Written request 1: Summarize the text on culturally sustaining practices in two sentences.

Culturally sustaining practices (CSP) allow, invite, and encourage students to not only use their cultural practices from home in school, but to maintain them. CSP allows students to exist not only in the culture of their school, but also in the culture of their home. 

For teachers within New York City, it’s important to note that culturally responsive pedagogy, or culturally responsive-sustaining education according to the DOE, is a requirement for New York City schools. This requirement emphasizes the need for teachers to embrace diversity, get to know their students, and to help students feel welcomed and seen in school.

There is no one way of practicing CSP — this would go against the very idea of sustaining students’ cultures! — but there are ways to understand what a CSP approach may require from a teacher. Think about CSP as a mindset rather than a series of practices. 

But even with a mindset of wanting to be responsive to student needs, it can be difficult to figure out what you should actually do to respond to student cultures, and much of the information out there comes from the world of academia, which can be difficult to translate into practice.

Funds of knowledge

CSP asks: what do my students already know? What are their strengths? What are the strengths of their families and communities?

It’s important to investigate the funds of knowledge that your students bring to the classroom. Funds of knowledge can be applied to every area of classroom learning and behavior. A three-year-old who appears to read books backwards may have funds of knowledge stemming from reading in Arabic, which is read from right to left. A fifth grader who fights often on the playground may be defending her friends and family. As teachers, looking at both situations from an asset perspective will change the way we teach these children, whether it’s demonstrating how English texts are read without telling a student that what they’re doing is wrong, or disciplining with compassion and an understanding of the virtuous (though inappropriate) intentions involved in engaging in a fight. 

Funds of knowledge do not only apply to knowledge about culture and language, which, while important, are not the complete extent of how students bring their cultural experiences into the classroom. Tabitha Kidwell and Luis Javier Pentón Herrera offer an example of how a teacher in the US learned that one of his students, who was from a marginalized indigenous group from Guatemala, had spent much of his life working in fields surrounded by nature. The teacher used this new knowledge to plan a lesson where students went outside and collected rocks for a future project. 

Why is CSP needed?

School practices currently reflect the norms of monolingual, white, middle class students, which often excludes students who come from diverse cultural and linguistic backgrounds. Students who are excluded from these norms are often viewed through a deficit lens, which means that teachers or school personnel attribute poor academic performance or behavior problems to faults within the students.

Stored items
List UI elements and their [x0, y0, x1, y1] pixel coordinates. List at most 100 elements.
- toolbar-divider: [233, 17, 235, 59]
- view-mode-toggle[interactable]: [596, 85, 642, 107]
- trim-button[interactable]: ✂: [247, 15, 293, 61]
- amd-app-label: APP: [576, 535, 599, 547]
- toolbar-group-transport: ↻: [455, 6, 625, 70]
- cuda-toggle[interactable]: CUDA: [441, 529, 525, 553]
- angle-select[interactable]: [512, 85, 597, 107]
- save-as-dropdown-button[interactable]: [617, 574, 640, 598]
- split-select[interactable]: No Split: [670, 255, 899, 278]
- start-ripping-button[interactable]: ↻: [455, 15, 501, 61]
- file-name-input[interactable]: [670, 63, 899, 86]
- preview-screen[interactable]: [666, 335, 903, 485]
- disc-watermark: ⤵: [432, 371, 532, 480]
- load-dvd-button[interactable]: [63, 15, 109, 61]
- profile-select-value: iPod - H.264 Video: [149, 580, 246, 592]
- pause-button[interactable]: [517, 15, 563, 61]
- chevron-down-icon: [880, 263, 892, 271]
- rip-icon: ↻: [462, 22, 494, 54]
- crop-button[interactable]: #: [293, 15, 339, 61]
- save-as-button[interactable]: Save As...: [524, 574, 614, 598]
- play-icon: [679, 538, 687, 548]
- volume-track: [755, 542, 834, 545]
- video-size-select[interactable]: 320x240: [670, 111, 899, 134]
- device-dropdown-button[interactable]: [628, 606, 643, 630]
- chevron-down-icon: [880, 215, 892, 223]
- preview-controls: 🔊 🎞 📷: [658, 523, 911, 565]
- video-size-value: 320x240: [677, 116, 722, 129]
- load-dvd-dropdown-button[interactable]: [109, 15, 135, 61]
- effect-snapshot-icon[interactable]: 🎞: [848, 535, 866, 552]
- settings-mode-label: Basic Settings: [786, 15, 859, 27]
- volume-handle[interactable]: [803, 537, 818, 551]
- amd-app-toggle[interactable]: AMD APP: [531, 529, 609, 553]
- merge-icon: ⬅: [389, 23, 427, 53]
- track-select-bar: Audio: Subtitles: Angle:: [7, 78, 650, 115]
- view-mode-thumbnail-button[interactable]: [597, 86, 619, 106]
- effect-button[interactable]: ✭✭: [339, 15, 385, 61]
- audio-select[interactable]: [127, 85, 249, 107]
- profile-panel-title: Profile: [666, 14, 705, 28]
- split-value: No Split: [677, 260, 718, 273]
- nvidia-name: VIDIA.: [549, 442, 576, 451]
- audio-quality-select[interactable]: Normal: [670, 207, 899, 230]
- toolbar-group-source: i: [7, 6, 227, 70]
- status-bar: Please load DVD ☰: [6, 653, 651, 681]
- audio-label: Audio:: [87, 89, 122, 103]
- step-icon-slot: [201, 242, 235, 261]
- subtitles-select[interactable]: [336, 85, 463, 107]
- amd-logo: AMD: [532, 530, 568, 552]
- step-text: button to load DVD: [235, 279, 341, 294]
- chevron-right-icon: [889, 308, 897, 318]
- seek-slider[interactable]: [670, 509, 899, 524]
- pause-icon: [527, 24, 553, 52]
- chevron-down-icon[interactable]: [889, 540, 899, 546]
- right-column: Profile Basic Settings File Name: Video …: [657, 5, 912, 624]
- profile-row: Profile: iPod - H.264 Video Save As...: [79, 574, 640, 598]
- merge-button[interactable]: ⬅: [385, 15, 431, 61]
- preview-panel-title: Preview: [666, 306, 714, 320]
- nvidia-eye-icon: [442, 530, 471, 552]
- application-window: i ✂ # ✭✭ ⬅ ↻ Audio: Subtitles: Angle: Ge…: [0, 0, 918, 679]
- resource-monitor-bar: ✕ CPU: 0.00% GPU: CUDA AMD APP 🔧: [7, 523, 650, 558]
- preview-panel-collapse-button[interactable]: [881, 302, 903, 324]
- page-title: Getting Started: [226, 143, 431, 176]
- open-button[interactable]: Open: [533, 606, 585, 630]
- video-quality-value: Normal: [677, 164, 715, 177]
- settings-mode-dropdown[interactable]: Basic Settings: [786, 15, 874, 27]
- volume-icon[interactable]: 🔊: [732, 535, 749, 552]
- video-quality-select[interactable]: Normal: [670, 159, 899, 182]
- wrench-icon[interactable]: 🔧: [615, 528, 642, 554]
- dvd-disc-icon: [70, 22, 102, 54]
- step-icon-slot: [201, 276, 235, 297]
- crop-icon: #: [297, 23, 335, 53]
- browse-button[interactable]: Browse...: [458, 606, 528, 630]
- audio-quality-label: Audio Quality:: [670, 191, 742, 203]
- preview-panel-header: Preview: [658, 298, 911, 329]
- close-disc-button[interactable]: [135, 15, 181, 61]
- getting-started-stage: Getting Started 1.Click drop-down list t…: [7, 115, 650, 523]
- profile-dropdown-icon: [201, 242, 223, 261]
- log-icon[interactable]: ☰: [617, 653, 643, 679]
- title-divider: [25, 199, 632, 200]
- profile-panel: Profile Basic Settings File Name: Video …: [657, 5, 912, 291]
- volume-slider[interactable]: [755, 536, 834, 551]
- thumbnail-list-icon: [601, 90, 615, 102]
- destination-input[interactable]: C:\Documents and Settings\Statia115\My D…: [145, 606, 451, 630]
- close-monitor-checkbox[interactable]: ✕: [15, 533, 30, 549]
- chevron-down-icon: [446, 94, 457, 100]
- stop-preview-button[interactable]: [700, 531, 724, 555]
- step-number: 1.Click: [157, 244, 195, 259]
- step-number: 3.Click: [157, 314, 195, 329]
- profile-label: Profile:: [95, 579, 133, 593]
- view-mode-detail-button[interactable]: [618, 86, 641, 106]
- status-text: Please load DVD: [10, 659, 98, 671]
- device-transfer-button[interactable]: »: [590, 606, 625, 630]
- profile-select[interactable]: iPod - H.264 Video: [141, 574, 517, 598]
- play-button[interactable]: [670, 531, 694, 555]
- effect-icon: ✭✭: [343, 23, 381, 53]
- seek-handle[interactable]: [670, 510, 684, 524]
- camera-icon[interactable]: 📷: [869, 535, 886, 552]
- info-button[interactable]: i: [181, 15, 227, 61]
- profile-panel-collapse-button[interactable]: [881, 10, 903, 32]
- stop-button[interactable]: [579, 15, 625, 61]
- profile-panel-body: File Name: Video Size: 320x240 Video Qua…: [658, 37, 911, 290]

Written request 2: From the rows, output as a JSON list of strings the lines that start at the first row and end with the line containing "- load-dvd-dropdown-button[interactable]: [109, 15, 135, 61]", one string per line, with blank lines omitted.

Exercise answer 1: Culturally sustaining practices (CSP) allow and encourage students to use and maintain their home cultural practices in school, and culturally responsive-sustaining education is a requirement for New York City schools. Teachers are urged to treat CSP as a mindset, to investigate the funds of knowledge students bring to the classroom, and to recognize that school norms reflect monolingual, white, middle-class students, so students outside those norms are often viewed through a deficit lens.

Exercise answer 2:
[
  "List UI elements and their [x0, y0, x1, y1] pixel coordinates. List at most 100 elements.",
  "- toolbar-divider: [233, 17, 235, 59]",
  "- view-mode-toggle[interactable]: [596, 85, 642, 107]",
  "- trim-button[interactable]: ✂: [247, 15, 293, 61]",
  "- amd-app-label: APP: [576, 535, 599, 547]",
  "- toolbar-group-transport: ↻: [455, 6, 625, 70]",
  "- cuda-toggle[interactable]: CUDA: [441, 529, 525, 553]",
  "- angle-select[interactable]: [512, 85, 597, 107]",
  "- save-as-dropdown-button[interactable]: [617, 574, 640, 598]",
  "- split-select[interactable]: No Split: [670, 255, 899, 278]",
  "- start-ripping-button[interactable]: ↻: [455, 15, 501, 61]",
  "- file-name-input[interactable]: [670, 63, 899, 86]",
  "- preview-screen[interactable]: [666, 335, 903, 485]",
  "- disc-watermark: ⤵: [432, 371, 532, 480]",
  "- load-dvd-button[interactable]: [63, 15, 109, 61]",
  "- profile-select-value: iPod - H.264 Video: [149, 580, 246, 592]",
  "- pause-button[interactable]: [517, 15, 563, 61]",
  "- chevron-down-icon: [880, 263, 892, 271]",
  "- rip-icon: ↻: [462, 22, 494, 54]",
  "- crop-button[interactable]: #: [293, 15, 339, 61]",
  "- save-as-button[interactable]: Save As...: [524, 574, 614, 598]",
  "- play-icon: [679, 538, 687, 548]",
  "- volume-track: [755, 542, 834, 545]",
  "- video-size-select[interactable]: 320x240: [670, 111, 899, 134]",
  "- device-dropdown-button[interactable]: [628, 606, 643, 630]",
  "- chevron-down-icon: [880, 215, 892, 223]",
  "- preview-controls: 🔊 🎞 📷: [658, 523, 911, 565]",
  "- video-size-value: 320x240: [677, 116, 722, 129]",
  "- load-dvd-dropdown-button[interactable]: [109, 15, 135, 61]"
]